### Problem requirements
Copy each line that has the string "NPCC" somewhere in it.

=-=-=

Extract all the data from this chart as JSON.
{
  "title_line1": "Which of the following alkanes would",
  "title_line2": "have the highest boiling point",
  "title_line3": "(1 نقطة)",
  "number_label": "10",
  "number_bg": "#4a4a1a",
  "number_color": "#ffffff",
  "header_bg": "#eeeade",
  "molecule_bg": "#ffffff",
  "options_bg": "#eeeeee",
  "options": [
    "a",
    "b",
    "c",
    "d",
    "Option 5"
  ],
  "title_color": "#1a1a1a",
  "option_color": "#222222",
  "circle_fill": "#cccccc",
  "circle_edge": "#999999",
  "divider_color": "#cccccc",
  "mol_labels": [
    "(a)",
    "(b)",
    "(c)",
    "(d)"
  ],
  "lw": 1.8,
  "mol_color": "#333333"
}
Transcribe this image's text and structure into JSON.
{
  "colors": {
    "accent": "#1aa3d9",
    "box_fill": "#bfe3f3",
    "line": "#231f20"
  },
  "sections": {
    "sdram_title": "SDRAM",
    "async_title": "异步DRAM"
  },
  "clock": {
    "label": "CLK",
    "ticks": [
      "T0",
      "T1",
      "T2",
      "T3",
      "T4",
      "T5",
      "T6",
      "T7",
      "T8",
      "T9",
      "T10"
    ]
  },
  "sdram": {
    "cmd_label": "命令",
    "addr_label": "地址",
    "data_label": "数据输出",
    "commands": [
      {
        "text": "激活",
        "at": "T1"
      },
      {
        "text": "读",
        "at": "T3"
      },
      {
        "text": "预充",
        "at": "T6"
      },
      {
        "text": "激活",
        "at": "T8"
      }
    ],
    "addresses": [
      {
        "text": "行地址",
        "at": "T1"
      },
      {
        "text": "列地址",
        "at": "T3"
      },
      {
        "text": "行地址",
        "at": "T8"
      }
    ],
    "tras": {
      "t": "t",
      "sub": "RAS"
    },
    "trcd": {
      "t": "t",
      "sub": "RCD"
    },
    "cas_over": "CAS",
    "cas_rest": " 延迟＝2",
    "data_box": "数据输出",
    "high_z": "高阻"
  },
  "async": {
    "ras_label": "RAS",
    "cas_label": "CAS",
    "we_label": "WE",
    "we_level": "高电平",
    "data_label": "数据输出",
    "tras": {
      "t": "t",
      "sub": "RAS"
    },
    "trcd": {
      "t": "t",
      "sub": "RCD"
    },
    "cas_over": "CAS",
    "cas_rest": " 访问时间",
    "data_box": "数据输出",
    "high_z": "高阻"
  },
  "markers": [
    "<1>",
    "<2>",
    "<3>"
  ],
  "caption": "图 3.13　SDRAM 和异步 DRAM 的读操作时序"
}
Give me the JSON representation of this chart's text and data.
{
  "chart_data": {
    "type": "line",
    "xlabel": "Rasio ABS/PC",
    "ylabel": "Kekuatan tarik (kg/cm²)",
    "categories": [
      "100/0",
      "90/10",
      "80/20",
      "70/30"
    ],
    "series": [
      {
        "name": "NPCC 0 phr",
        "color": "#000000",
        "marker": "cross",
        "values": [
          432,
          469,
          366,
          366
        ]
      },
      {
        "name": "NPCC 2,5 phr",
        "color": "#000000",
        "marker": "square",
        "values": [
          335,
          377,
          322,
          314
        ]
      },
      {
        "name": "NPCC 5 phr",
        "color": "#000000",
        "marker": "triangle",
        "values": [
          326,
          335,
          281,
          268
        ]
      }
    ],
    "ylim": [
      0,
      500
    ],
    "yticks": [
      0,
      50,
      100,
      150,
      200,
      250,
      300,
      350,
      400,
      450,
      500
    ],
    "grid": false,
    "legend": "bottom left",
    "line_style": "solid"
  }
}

=-=-=

### The completed task
        "name": "NPCC 0 phr",
        "name": "NPCC 2,5 phr",
        "name": "NPCC 5 phr",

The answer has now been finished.